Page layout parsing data
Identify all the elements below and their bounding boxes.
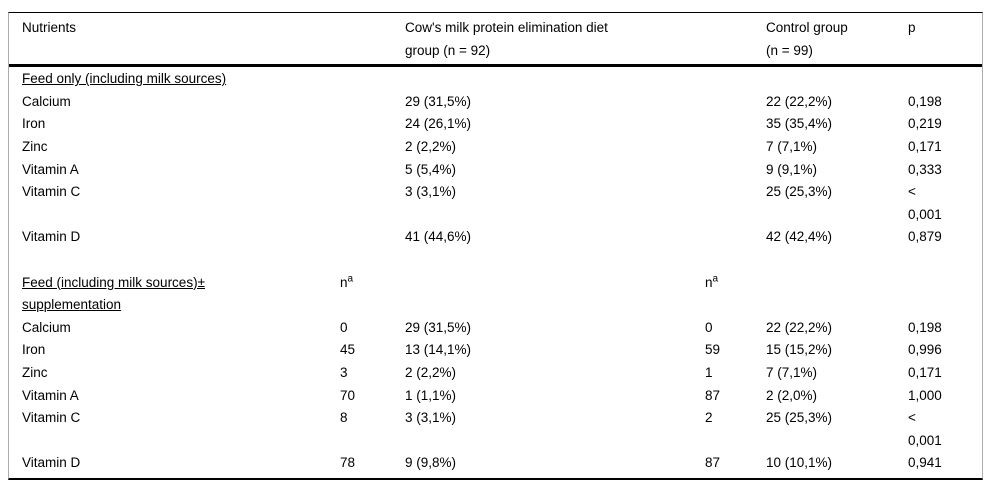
table-row-iron: Iron 45 13 (14,1%) 59 15 (15,2%) 0,996 bbox=[9, 339, 982, 362]
control-group-value: 7 (7,1%) bbox=[766, 138, 818, 154]
nutrient-label: Vitamin A bbox=[22, 387, 79, 403]
n-column-header-elimination: na bbox=[340, 272, 405, 295]
n-count-control: 1 bbox=[705, 364, 713, 380]
table-row-iron: Iron 24 (26,1%) 35 (35,4%) 0,219 bbox=[9, 113, 982, 136]
p-value: < 0,001 bbox=[908, 410, 942, 448]
control-group-value: 10 (10,1%) bbox=[766, 455, 833, 471]
n-label: n bbox=[340, 274, 348, 290]
nutrient-label: Vitamin D bbox=[22, 229, 81, 245]
n-count-control: 0 bbox=[705, 319, 713, 335]
elimination-group-value: 29 (31,5%) bbox=[405, 93, 472, 109]
nutrient-label: Vitamin C bbox=[22, 184, 81, 200]
nutrient-label: Calcium bbox=[22, 319, 71, 335]
n-label: n bbox=[705, 274, 713, 290]
table-row-vitamin-c: Vitamin C 8 3 (3,1%) 2 25 (25,3%) < 0,00… bbox=[9, 407, 982, 452]
section-title-feed-only: Feed only (including milk sources) bbox=[22, 71, 227, 87]
elimination-group-value: 41 (44,6%) bbox=[405, 229, 472, 245]
nutrient-label: Calcium bbox=[22, 93, 71, 109]
p-value: 1,000 bbox=[908, 387, 942, 403]
p-value: 0,219 bbox=[908, 116, 942, 132]
table-row-vitamin-a: Vitamin A 5 (5,4%) 9 (9,1%) 0,333 bbox=[9, 159, 982, 182]
control-group-value: 7 (7,1%) bbox=[766, 364, 818, 380]
n-count-elimination: 70 bbox=[340, 387, 356, 403]
control-group-value: 35 (35,4%) bbox=[766, 116, 833, 132]
nutrient-label: Iron bbox=[22, 116, 46, 132]
p-value: 0,879 bbox=[908, 229, 942, 245]
table-row-vitamin-a: Vitamin A 70 1 (1,1%) 87 2 (2,0%) 1,000 bbox=[9, 385, 982, 408]
elimination-group-value: 9 (9,8%) bbox=[405, 455, 457, 471]
control-group-value: 22 (22,2%) bbox=[766, 319, 833, 335]
n-count-elimination: 0 bbox=[340, 319, 348, 335]
table-header-row: Nutrients Cow's milk protein elimination… bbox=[9, 13, 982, 68]
n-superscript-a: a bbox=[347, 273, 354, 285]
nutrient-label: Zinc bbox=[22, 364, 48, 380]
n-superscript-a: a bbox=[712, 273, 719, 285]
n-column-header-control: na bbox=[705, 272, 766, 295]
header-nutrients: Nutrients bbox=[22, 20, 77, 35]
control-group-value: 22 (22,2%) bbox=[766, 93, 833, 109]
table-row-calcium: Calcium 0 29 (31,5%) 0 22 (22,2%) 0,198 bbox=[9, 317, 982, 340]
section-title-cell: Feed only (including milk sources) bbox=[9, 68, 340, 91]
n-count-elimination: 78 bbox=[340, 455, 356, 471]
p-value: 0,171 bbox=[908, 138, 942, 154]
section-title-feed-supplementation: Feed (including milk sources)± supplemen… bbox=[22, 274, 205, 313]
section-title-row-feed-only: Feed only (including milk sources) bbox=[9, 68, 982, 91]
header-p-value: p bbox=[908, 20, 916, 35]
n-count-control: 87 bbox=[705, 387, 721, 403]
p-value: 0,198 bbox=[908, 93, 942, 109]
nutrient-label: Vitamin D bbox=[22, 455, 81, 471]
nutrient-label: Iron bbox=[22, 342, 46, 358]
control-group-value: 2 (2,0%) bbox=[766, 387, 818, 403]
elimination-group-value: 1 (1,1%) bbox=[405, 387, 457, 403]
n-count-control: 2 bbox=[705, 410, 713, 426]
elimination-group-value: 13 (14,1%) bbox=[405, 342, 472, 358]
table-row-calcium: Calcium 29 (31,5%) 22 (22,2%) 0,198 bbox=[9, 91, 982, 114]
n-count-elimination: 3 bbox=[340, 364, 348, 380]
n-count-control: 59 bbox=[705, 342, 721, 358]
table-row-vitamin-d: Vitamin D 41 (44,6%) 42 (42,4%) 0,879 bbox=[9, 226, 982, 249]
section-title-row-feed-supplementation: Feed (including milk sources)± supplemen… bbox=[9, 272, 982, 317]
elimination-group-value: 2 (2,2%) bbox=[405, 138, 457, 154]
table-row-vitamin-c: Vitamin C 3 (3,1%) 25 (25,3%) < 0,001 bbox=[9, 181, 982, 226]
control-group-value: 25 (25,3%) bbox=[766, 410, 833, 426]
n-count-control: 87 bbox=[705, 455, 721, 471]
table-row-zinc: Zinc 2 (2,2%) 7 (7,1%) 0,171 bbox=[9, 136, 982, 159]
n-count-elimination: 8 bbox=[340, 410, 348, 426]
elimination-group-value: 5 (5,4%) bbox=[405, 161, 457, 177]
elimination-group-value: 3 (3,1%) bbox=[405, 184, 457, 200]
nutrient-label: Zinc bbox=[22, 138, 48, 154]
p-value: 0,171 bbox=[908, 364, 942, 380]
control-group-value: 15 (15,2%) bbox=[766, 342, 833, 358]
elimination-group-value: 29 (31,5%) bbox=[405, 319, 472, 335]
nutrient-label: Vitamin C bbox=[22, 410, 81, 426]
header-elimination-group: Cow's milk protein elimination diet grou… bbox=[405, 20, 608, 58]
p-value: 0,941 bbox=[908, 455, 942, 471]
section-title-cell: Feed (including milk sources)± supplemen… bbox=[9, 272, 340, 317]
control-group-value: 25 (25,3%) bbox=[766, 184, 833, 200]
elimination-group-value: 2 (2,2%) bbox=[405, 364, 457, 380]
p-value: 0,333 bbox=[908, 161, 942, 177]
table-body: Feed only (including milk sources) Calci… bbox=[9, 67, 982, 478]
p-value: 0,996 bbox=[908, 342, 942, 358]
nutrient-label: Vitamin A bbox=[22, 161, 79, 177]
n-count-elimination: 45 bbox=[340, 342, 356, 358]
table-row-zinc: Zinc 3 2 (2,2%) 1 7 (7,1%) 0,171 bbox=[9, 362, 982, 385]
header-control-group: Control group (n = 99) bbox=[766, 20, 848, 58]
p-value: 0,198 bbox=[908, 319, 942, 335]
elimination-group-value: 24 (26,1%) bbox=[405, 116, 472, 132]
control-group-value: 9 (9,1%) bbox=[766, 161, 818, 177]
table-row-vitamin-d: Vitamin D 78 9 (9,8%) 87 10 (10,1%) 0,94… bbox=[9, 452, 982, 475]
section-spacer bbox=[9, 249, 982, 272]
nutrients-comparison-table: Nutrients Cow's milk protein elimination… bbox=[8, 12, 983, 480]
control-group-value: 42 (42,4%) bbox=[766, 229, 833, 245]
elimination-group-value: 3 (3,1%) bbox=[405, 410, 457, 426]
p-value: < 0,001 bbox=[908, 184, 942, 222]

WHAT THIS TASK INVOLVES:
Transcribe all the data word for word; the images stay out.

FINISHED TASK:
Identify all the elements below and their bounding boxes.
table-row-iron: Iron 45 13 (14,1%) 59 15 (15,2%) 0,996 bbox=[9, 339, 982, 362]
control-group-value: 7 (7,1%) bbox=[766, 138, 818, 154]
nutrient-label: Vitamin A bbox=[22, 387, 79, 403]
n-column-header-elimination: na bbox=[340, 272, 405, 295]
n-count-control: 1 bbox=[705, 364, 713, 380]
table-row-iron: Iron 24 (26,1%) 35 (35,4%) 0,219 bbox=[9, 113, 982, 136]
p-value: < 0,001 bbox=[908, 410, 942, 448]
control-group-value: 10 (10,1%) bbox=[766, 455, 833, 471]
n-label: n bbox=[340, 274, 348, 290]
nutrient-label: Vitamin D bbox=[22, 229, 81, 245]
n-count-control: 0 bbox=[705, 319, 713, 335]
elimination-group-value: 29 (31,5%) bbox=[405, 93, 472, 109]
nutrient-label: Vitamin C bbox=[22, 184, 81, 200]
nutrient-label: Calcium bbox=[22, 319, 71, 335]
n-label: n bbox=[705, 274, 713, 290]
table-row-vitamin-c: Vitamin C 8 3 (3,1%) 2 25 (25,3%) < 0,00… bbox=[9, 407, 982, 452]
section-title-feed-only: Feed only (including milk sources) bbox=[22, 71, 227, 87]
elimination-group-value: 41 (44,6%) bbox=[405, 229, 472, 245]
nutrient-label: Calcium bbox=[22, 93, 71, 109]
p-value: 1,000 bbox=[908, 387, 942, 403]
p-value: 0,219 bbox=[908, 116, 942, 132]
table-row-vitamin-a: Vitamin A 5 (5,4%) 9 (9,1%) 0,333 bbox=[9, 159, 982, 182]
control-group-value: 7 (7,1%) bbox=[766, 364, 818, 380]
n-count-elimination: 70 bbox=[340, 387, 356, 403]
control-group-value: 35 (35,4%) bbox=[766, 116, 833, 132]
nutrient-label: Iron bbox=[22, 116, 46, 132]
p-value: 0,879 bbox=[908, 229, 942, 245]
table-row-vitamin-a: Vitamin A 70 1 (1,1%) 87 2 (2,0%) 1,000 bbox=[9, 385, 982, 408]
elimination-group-value: 9 (9,8%) bbox=[405, 455, 457, 471]
control-group-value: 22 (22,2%) bbox=[766, 319, 833, 335]
n-count-elimination: 0 bbox=[340, 319, 348, 335]
table-header-row: Nutrients Cow's milk protein elimination… bbox=[9, 13, 982, 68]
n-superscript-a: a bbox=[347, 273, 354, 285]
nutrient-label: Zinc bbox=[22, 364, 48, 380]
n-superscript-a: a bbox=[712, 273, 719, 285]
n-column-header-control: na bbox=[705, 272, 766, 295]
header-nutrients: Nutrients bbox=[22, 20, 77, 35]
control-group-value: 22 (22,2%) bbox=[766, 93, 833, 109]
table-row-calcium: Calcium 0 29 (31,5%) 0 22 (22,2%) 0,198 bbox=[9, 317, 982, 340]
section-title-cell: Feed only (including milk sources) bbox=[9, 68, 340, 91]
n-count-elimination: 78 bbox=[340, 455, 356, 471]
p-value: 0,171 bbox=[908, 138, 942, 154]
section-title-feed-supplementation: Feed (including milk sources)± supplemen… bbox=[22, 274, 205, 313]
section-title-row-feed-only: Feed only (including milk sources) bbox=[9, 68, 982, 91]
header-p-value: p bbox=[908, 20, 916, 35]
n-count-control: 87 bbox=[705, 387, 721, 403]
p-value: 0,198 bbox=[908, 93, 942, 109]
nutrient-label: Vitamin D bbox=[22, 455, 81, 471]
nutrient-label: Iron bbox=[22, 342, 46, 358]
control-group-value: 2 (2,0%) bbox=[766, 387, 818, 403]
elimination-group-value: 1 (1,1%) bbox=[405, 387, 457, 403]
n-count-control: 2 bbox=[705, 410, 713, 426]
elimination-group-value: 13 (14,1%) bbox=[405, 342, 472, 358]
table-row-calcium: Calcium 29 (31,5%) 22 (22,2%) 0,198 bbox=[9, 91, 982, 114]
n-count-elimination: 3 bbox=[340, 364, 348, 380]
n-count-control: 59 bbox=[705, 342, 721, 358]
table-row-vitamin-d: Vitamin D 41 (44,6%) 42 (42,4%) 0,879 bbox=[9, 226, 982, 249]
section-title-row-feed-supplementation: Feed (including milk sources)± supplemen… bbox=[9, 272, 982, 317]
elimination-group-value: 2 (2,2%) bbox=[405, 138, 457, 154]
table-row-vitamin-c: Vitamin C 3 (3,1%) 25 (25,3%) < 0,001 bbox=[9, 181, 982, 226]
control-group-value: 25 (25,3%) bbox=[766, 410, 833, 426]
n-count-control: 87 bbox=[705, 455, 721, 471]
table-row-zinc: Zinc 2 (2,2%) 7 (7,1%) 0,171 bbox=[9, 136, 982, 159]
n-count-elimination: 8 bbox=[340, 410, 348, 426]
elimination-group-value: 5 (5,4%) bbox=[405, 161, 457, 177]
elimination-group-value: 3 (3,1%) bbox=[405, 184, 457, 200]
nutrient-label: Zinc bbox=[22, 138, 48, 154]
p-value: 0,171 bbox=[908, 364, 942, 380]
control-group-value: 15 (15,2%) bbox=[766, 342, 833, 358]
elimination-group-value: 29 (31,5%) bbox=[405, 319, 472, 335]
nutrient-label: Vitamin C bbox=[22, 410, 81, 426]
header-elimination-group: Cow's milk protein elimination diet grou… bbox=[405, 20, 608, 58]
p-value: 0,941 bbox=[908, 455, 942, 471]
section-title-cell: Feed (including milk sources)± supplemen… bbox=[9, 272, 340, 317]
control-group-value: 25 (25,3%) bbox=[766, 184, 833, 200]
elimination-group-value: 2 (2,2%) bbox=[405, 364, 457, 380]
p-value: 0,333 bbox=[908, 161, 942, 177]
table-body: Feed only (including milk sources) Calci… bbox=[9, 67, 982, 478]
p-value: 0,996 bbox=[908, 342, 942, 358]
nutrient-label: Vitamin A bbox=[22, 161, 79, 177]
n-count-elimination: 45 bbox=[340, 342, 356, 358]
table-row-zinc: Zinc 3 2 (2,2%) 1 7 (7,1%) 0,171 bbox=[9, 362, 982, 385]
header-control-group: Control group (n = 99) bbox=[766, 20, 848, 58]
p-value: 0,198 bbox=[908, 319, 942, 335]
elimination-group-value: 24 (26,1%) bbox=[405, 116, 472, 132]
control-group-value: 9 (9,1%) bbox=[766, 161, 818, 177]
table-row-vitamin-d: Vitamin D 78 9 (9,8%) 87 10 (10,1%) 0,94… bbox=[9, 452, 982, 475]
section-spacer bbox=[9, 249, 982, 272]
nutrients-comparison-table: Nutrients Cow's milk protein elimination… bbox=[8, 12, 983, 480]
control-group-value: 42 (42,4%) bbox=[766, 229, 833, 245]
elimination-group-value: 3 (3,1%) bbox=[405, 410, 457, 426]
p-value: < 0,001 bbox=[908, 184, 942, 222]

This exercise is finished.